#### Exercise task
Find every line with the word "this". Copy those lines.

(Extracted records)
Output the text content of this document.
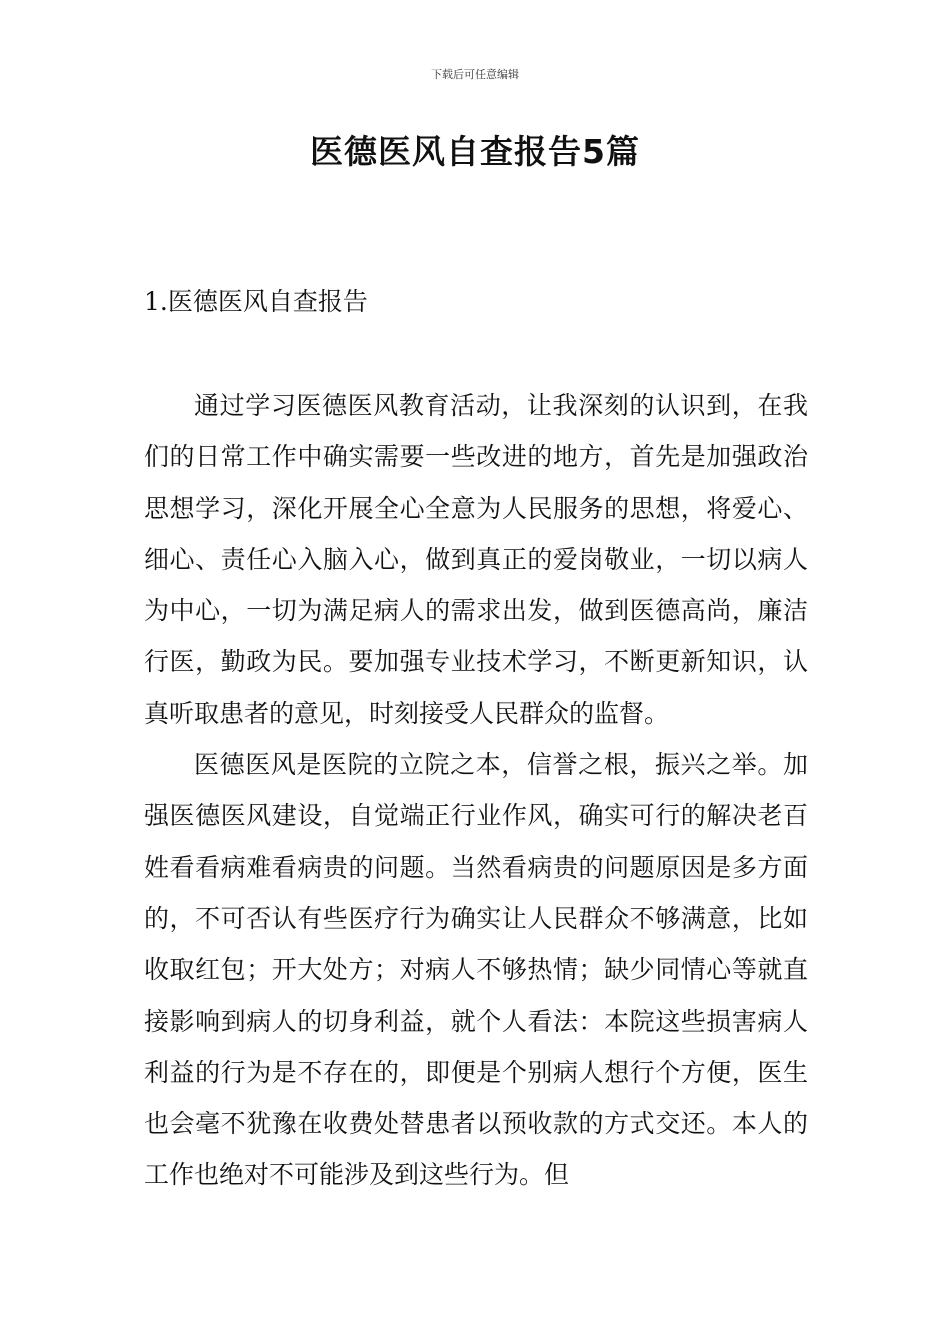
下载后可任意编辑
医德医风自查报告5篇
1.医德医风自查报告

通过学习医德医风教育活动，让我深刻的认识到，在我们的日常工作中确实需要一些改进的地方，首先是加强政治思想学习，深化开展全心全意为人民服务的思想，将爱心、细心、责任心入脑入心，做到真正的爱岗敬业，一切以病人为中心，一切为满足病人的需求出发，做到医德高尚，廉洁行医，勤政为民。要加强专业技术学习，不断更新知识，认真听取患者的意见，时刻接受人民群众的监督。

医德医风是医院的立院之本，信誉之根，振兴之举。加强医德医风建设，自觉端正行业作风，确实可行的解决老百姓看看病难看病贵的问题。当然看病贵的问题原因是多方面的，不可否认有些医疗行为确实让人民群众不够满意，比如收取红包；开大处方；对病人不够热情；缺少同情心等就直接影响到病人的切身利益，就个人看法：本院这些损害病人利益的行为是不存在的，即便是个别病人想行个方便，医生也会毫不犹豫在收费处替患者以预收款的方式交还。本人的工作也绝对不可能涉及到这些行为。但
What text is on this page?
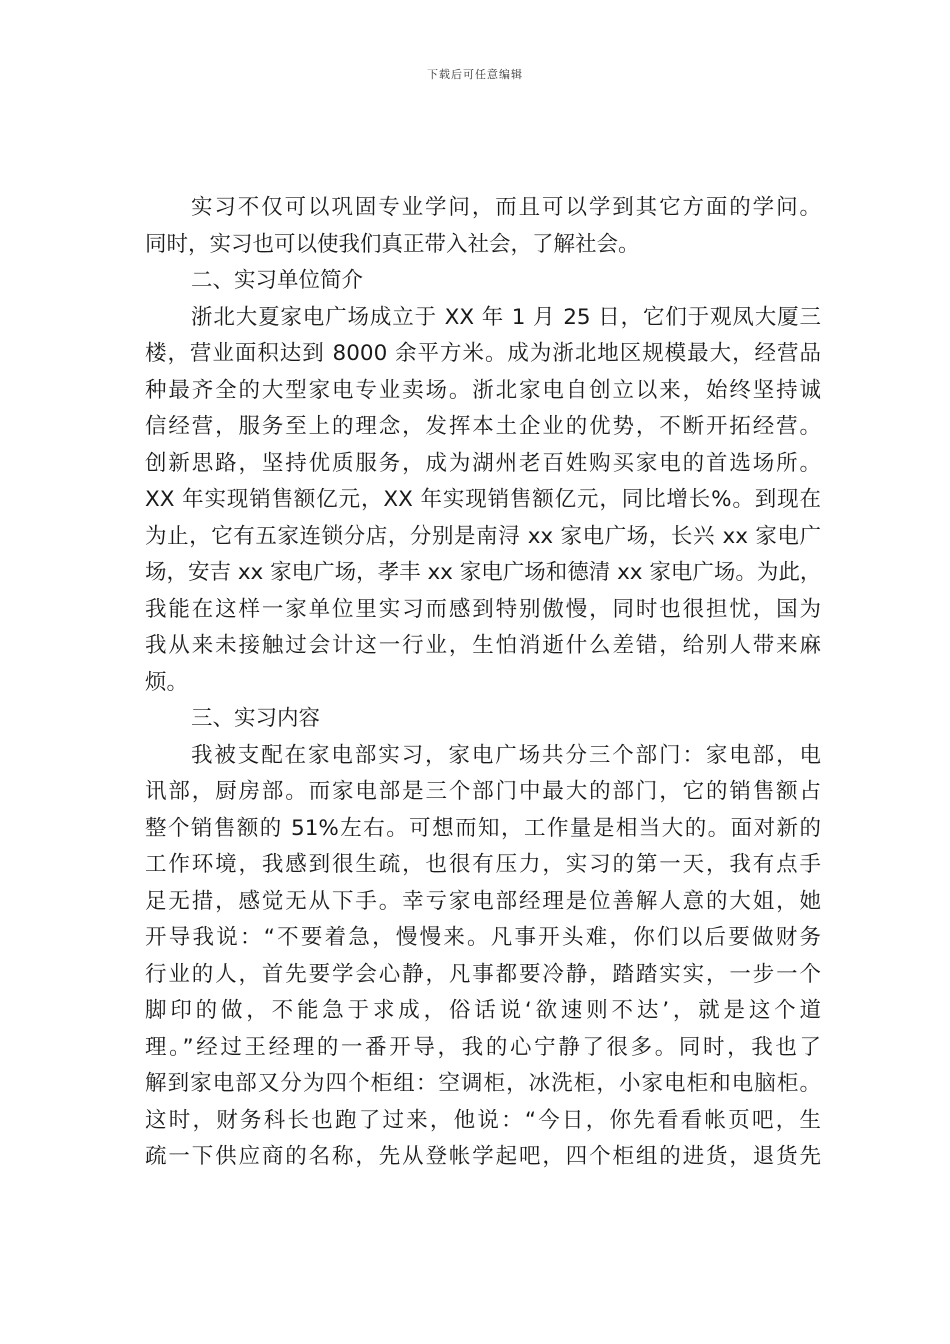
下载后可任意编辑
实习不仅可以巩固专业学问，而且可以学到其它方面的学问。
同时，实习也可以使我们真正带入社会，了解社会。
二、实习单位简介
浙北大夏家电广场成立于 XX 年 1 月 25 日，它们于观凤大厦三
楼，营业面积达到 8000 余平方米。成为浙北地区规模最大，经营品
种最齐全的大型家电专业卖场。浙北家电自创立以来，始终坚持诚
信经营，服务至上的理念，发挥本土企业的优势，不断开拓经营。
创新思路，坚持优质服务，成为湖州老百姓购买家电的首选场所。
XX 年实现销售额亿元，XX 年实现销售额亿元，同比增长%。到现在
为止，它有五家连锁分店，分别是南浔 xx 家电广场，长兴 xx 家电广
场，安吉 xx 家电广场，孝丰 xx 家电广场和德清 xx 家电广场。为此，
我能在这样一家单位里实习而感到特别傲慢，同时也很担忧，国为
我从来未接触过会计这一行业，生怕消逝什么差错，给别人带来麻
烦。
三、实习内容
我被支配在家电部实习，家电广场共分三个部门：家电部，电
讯部，厨房部。而家电部是三个部门中最大的部门，它的销售额占
整个销售额的 51%左右。可想而知，工作量是相当大的。面对新的
工作环境，我感到很生疏，也很有压力，实习的第一天，我有点手
足无措，感觉无从下手。幸亏家电部经理是位善解人意的大姐，她
开导我说：“不要着急，慢慢来。凡事开头难，你们以后要做财务
行业的人，首先要学会心静，凡事都要冷静，踏踏实实，一步一个
脚印的做，不能急于求成，俗话说‘欲速则不达’，就是这个道
理。”经过王经理的一番开导，我的心宁静了很多。同时，我也了
解到家电部又分为四个柜组：空调柜，冰洗柜，小家电柜和电脑柜。
这时，财务科长也跑了过来，他说：“今日，你先看看帐页吧，生
疏一下供应商的名称，先从登帐学起吧，四个柜组的进货，退货先
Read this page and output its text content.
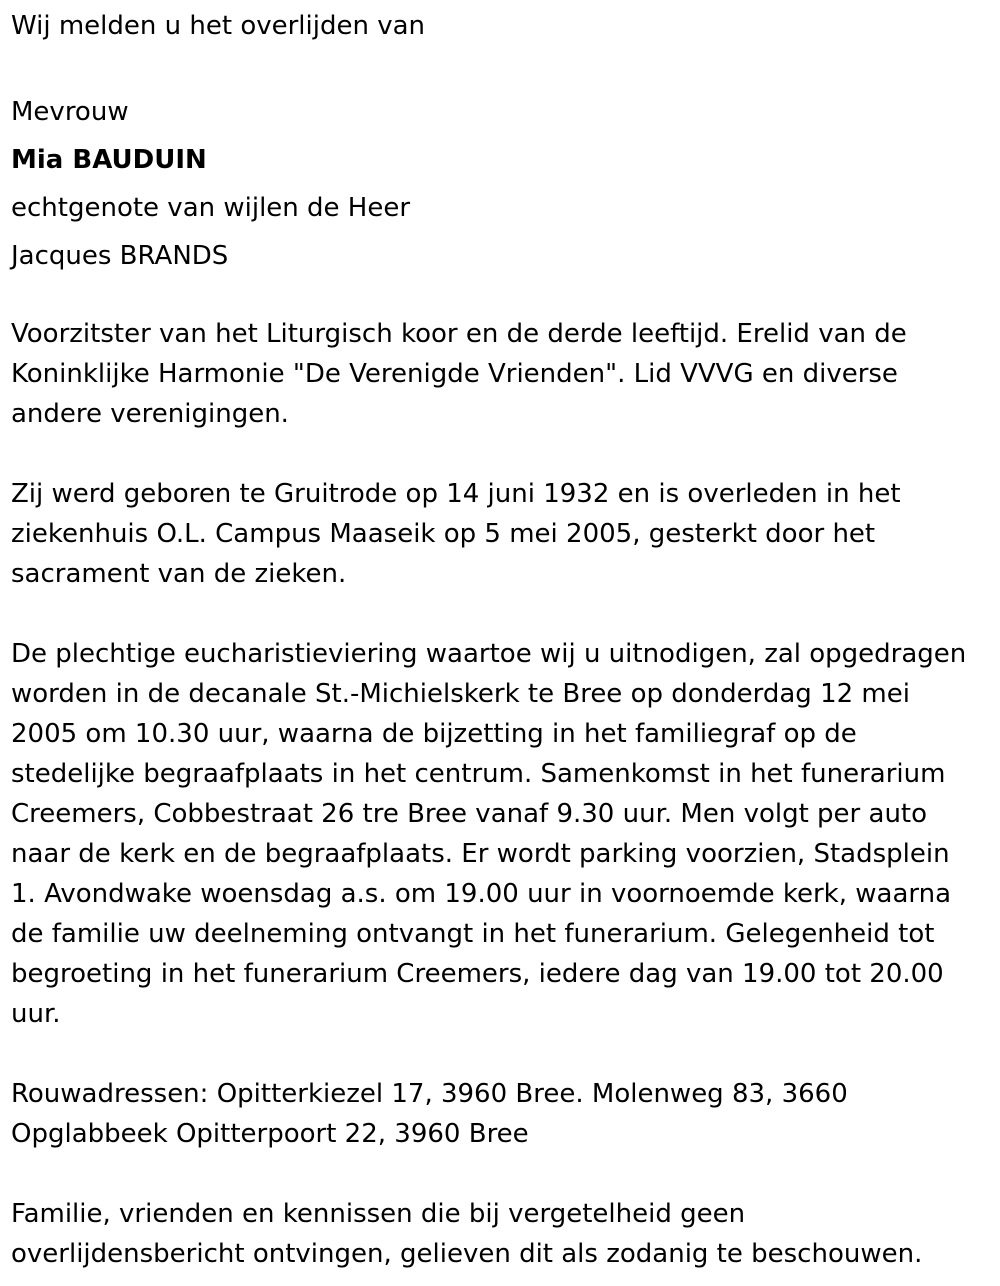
Wij melden u het overlijden van

Mevrouw

Mia BAUDUIN

echtgenote van wijlen de Heer

Jacques BRANDS

Voorzitster van het Liturgisch koor en de derde leeftijd. Erelid van de
Koninklijke Harmonie "De Verenigde Vrienden". Lid VVVG en diverse
andere verenigingen.
Zij werd geboren te Gruitrode op 14 juni 1932 en is overleden in het
ziekenhuis O.L. Campus Maaseik op 5 mei 2005, gesterkt door het
sacrament van de zieken.
De plechtige eucharistieviering waartoe wij u uitnodigen, zal opgedragen
worden in de decanale St.-Michielskerk te Bree op donderdag 12 mei
2005 om 10.30 uur, waarna de bijzetting in het familiegraf op de
stedelijke begraafplaats in het centrum. Samenkomst in het funerarium
Creemers, Cobbestraat 26 tre Bree vanaf 9.30 uur. Men volgt per auto
naar de kerk en de begraafplaats. Er wordt parking voorzien, Stadsplein
1. Avondwake woensdag a.s. om 19.00 uur in voornoemde kerk, waarna
de familie uw deelneming ontvangt in het funerarium. Gelegenheid tot
begroeting in het funerarium Creemers, iedere dag van 19.00 tot 20.00
uur.
Rouwadressen: Opitterkiezel 17, 3960 Bree. Molenweg 83, 3660
Opglabbeek Opitterpoort 22, 3960 Bree
Familie, vrienden en kennissen die bij vergetelheid geen
overlijdensbericht ontvingen, gelieven dit als zodanig te beschouwen.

#### Reply
Output the text content of this document.
What text is on this page?
Read this page and output its text content.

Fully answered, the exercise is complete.